## The exercise
Reproduce all the lines exactly as they stand, apart from the pictures.

[Records excerpted from a collection]
---

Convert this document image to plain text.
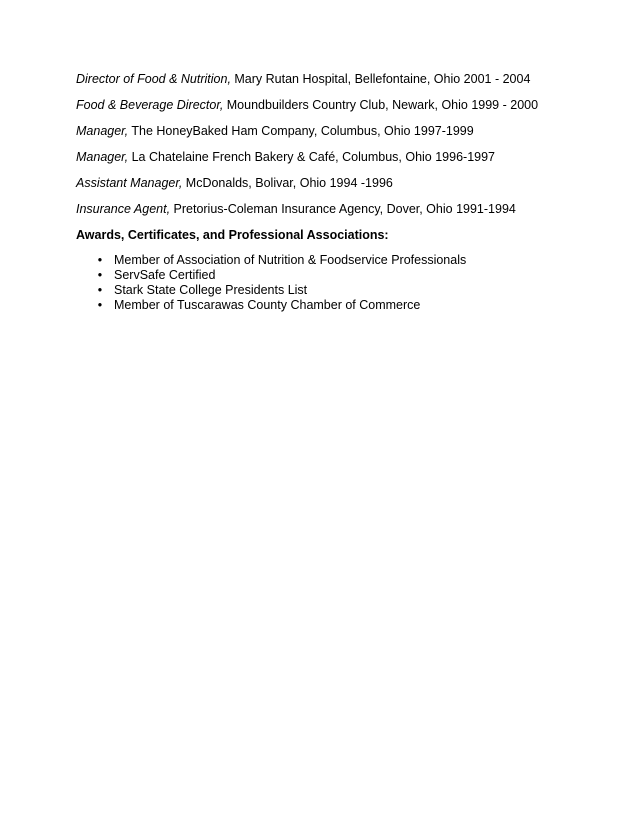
Director of Food & Nutrition, Mary Rutan Hospital, Bellefontaine, Ohio 2001 - 2004

Food & Beverage Director, Moundbuilders Country Club, Newark, Ohio 1999 - 2000

Manager, The HoneyBaked Ham Company, Columbus, Ohio 1997-1999

Manager, La Chatelaine French Bakery & Café, Columbus, Ohio 1996-1997

Assistant Manager, McDonalds, Bolivar, Ohio 1994 -1996

Insurance Agent, Pretorius-Coleman Insurance Agency, Dover, Ohio 1991-1994

Awards, Certificates, and Professional Associations:

• Member of Association of Nutrition & Foodservice Professionals
• ServSafe Certified
• Stark State College Presidents List
• Member of Tuscarawas County Chamber of Commerce
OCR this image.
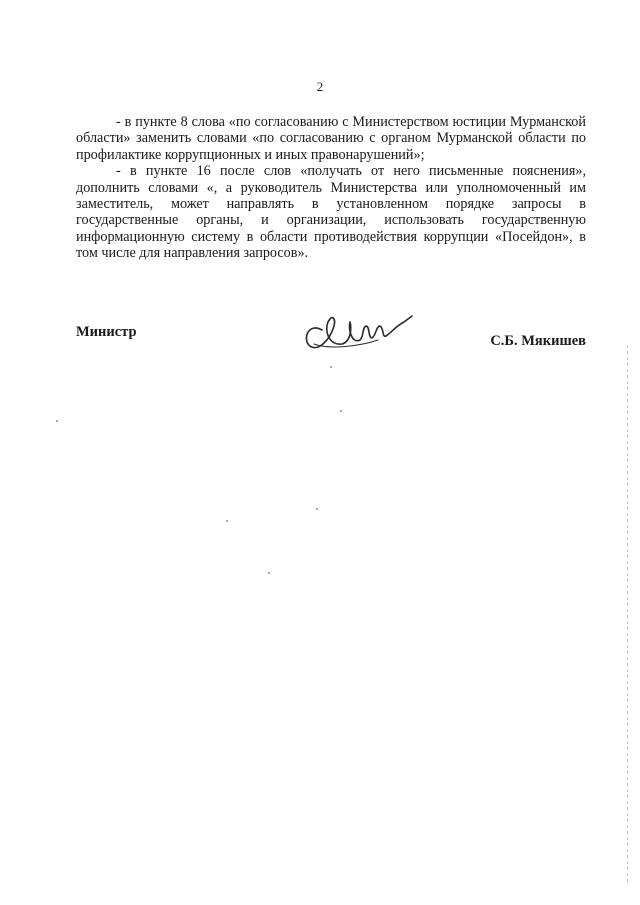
2

- в пункте 8 слова «по согласованию с Министерством юстиции Мурманской области» заменить словами «по согласованию с органом Мурманской области по профилактике коррупционных и иных правонарушений»;

- в пункте 16 после слов «получать от него письменные пояснения», дополнить словами «, а руководитель Министерства или уполномоченный им заместитель, может направлять в установленном порядке запросы в государственные органы, и организации, использовать государственную информационную систему в области противодействия коррупции «Посейдон», в том числе для направления запросов».

Министр
С.Б. Мякишев
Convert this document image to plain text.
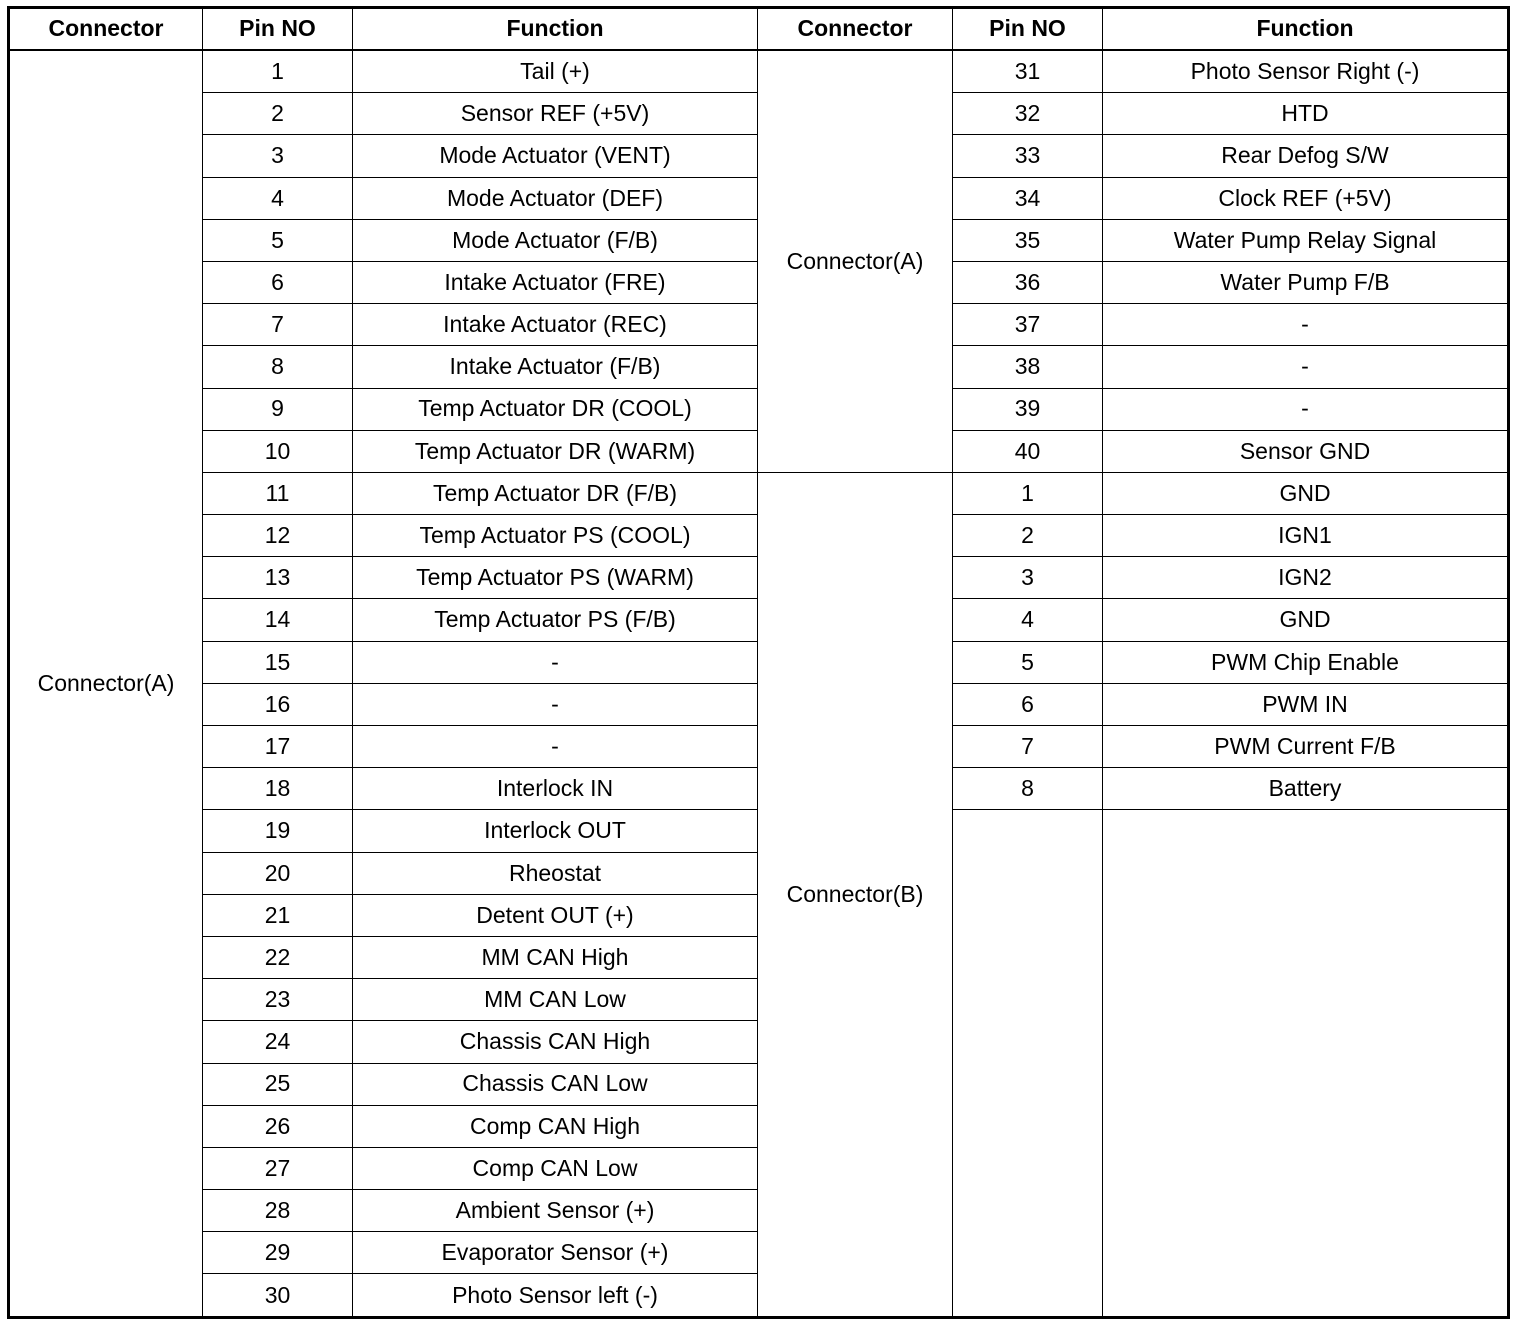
Connector	Pin NO	Function	Connector	Pin NO	Function
Connector(A)	1	Tail (+)	Connector(A)	31	Photo Sensor Right (-)
	2	Sensor REF (+5V)		32	HTD
	3	Mode Actuator (VENT)		33	Rear Defog S/W
	4	Mode Actuator (DEF)		34	Clock REF (+5V)
	5	Mode Actuator (F/B)		35	Water Pump Relay Signal
	6	Intake Actuator (FRE)		36	Water Pump F/B
	7	Intake Actuator (REC)		37	-
	8	Intake Actuator (F/B)		38	-
	9	Temp Actuator DR (COOL)		39	-
	10	Temp Actuator DR (WARM)		40	Sensor GND
	11	Temp Actuator DR (F/B)	Connector(B)	1	GND
	12	Temp Actuator PS (COOL)		2	IGN1
	13	Temp Actuator PS (WARM)		3	IGN2
	14	Temp Actuator PS (F/B)		4	GND
	15	-		5	PWM Chip Enable
	16	-		6	PWM IN
	17	-		7	PWM Current F/B
	18	Interlock IN		8	Battery
	19	Interlock OUT			
	20	Rheostat			
	21	Detent OUT (+)			
	22	MM CAN High			
	23	MM CAN Low			
	24	Chassis CAN High			
	25	Chassis CAN Low			
	26	Comp CAN High			
	27	Comp CAN Low			
	28	Ambient Sensor (+)			
	29	Evaporator Sensor (+)			
	30	Photo Sensor left (-)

---

## Output for this exercise
Convert this document image to plain text.
Director of Food & Nutrition, Mary Rutan Hospital, Bellefontaine, Ohio 2001 - 2004

Food & Beverage Director, Moundbuilders Country Club, Newark, Ohio 1999 - 2000

Manager, The HoneyBaked Ham Company, Columbus, Ohio 1997-1999

Manager, La Chatelaine French Bakery & Café, Columbus, Ohio 1996-1997

Assistant Manager, McDonalds, Bolivar, Ohio 1994 -1996

Insurance Agent, Pretorius-Coleman Insurance Agency, Dover, Ohio 1991-1994

Awards, Certificates, and Professional Associations:

• Member of Association of Nutrition & Foodservice Professionals
• ServSafe Certified
• Stark State College Presidents List
• Member of Tuscarawas County Chamber of Commerce
OCR this image.
2

- в пункте 8 слова «по согласованию с Министерством юстиции Мурманской области» заменить словами «по согласованию с органом Мурманской области по профилактике коррупционных и иных правонарушений»;

- в пункте 16 после слов «получать от него письменные пояснения», дополнить словами «, а руководитель Министерства или уполномоченный им заместитель, может направлять в установленном порядке запросы в государственные органы, и организации, использовать государственную информационную систему в области противодействия коррупции «Посейдон», в том числе для направления запросов».

Министр
С.Б. Мякишев
Convert this document image to plain text.
Connector	Pin NO	Function	Connector	Pin NO	Function
Connector(A)	1	Tail (+)	Connector(A)	31	Photo Sensor Right (-)
	2	Sensor REF (+5V)		32	HTD
	3	Mode Actuator (VENT)		33	Rear Defog S/W
	4	Mode Actuator (DEF)		34	Clock REF (+5V)
	5	Mode Actuator (F/B)		35	Water Pump Relay Signal
	6	Intake Actuator (FRE)		36	Water Pump F/B
	7	Intake Actuator (REC)		37	-
	8	Intake Actuator (F/B)		38	-
	9	Temp Actuator DR (COOL)		39	-
	10	Temp Actuator DR (WARM)		40	Sensor GND
	11	Temp Actuator DR (F/B)	Connector(B)	1	GND
	12	Temp Actuator PS (COOL)		2	IGN1
	13	Temp Actuator PS (WARM)		3	IGN2
	14	Temp Actuator PS (F/B)		4	GND
	15	-		5	PWM Chip Enable
	16	-		6	PWM IN
	17	-		7	PWM Current F/B
	18	Interlock IN		8	Battery
	19	Interlock OUT			
	20	Rheostat			
	21	Detent OUT (+)			
	22	MM CAN High			
	23	MM CAN Low			
	24	Chassis CAN High			
	25	Chassis CAN Low			
	26	Comp CAN High			
	27	Comp CAN Low			
	28	Ambient Sensor (+)			
	29	Evaporator Sensor (+)			
	30	Photo Sensor left (-)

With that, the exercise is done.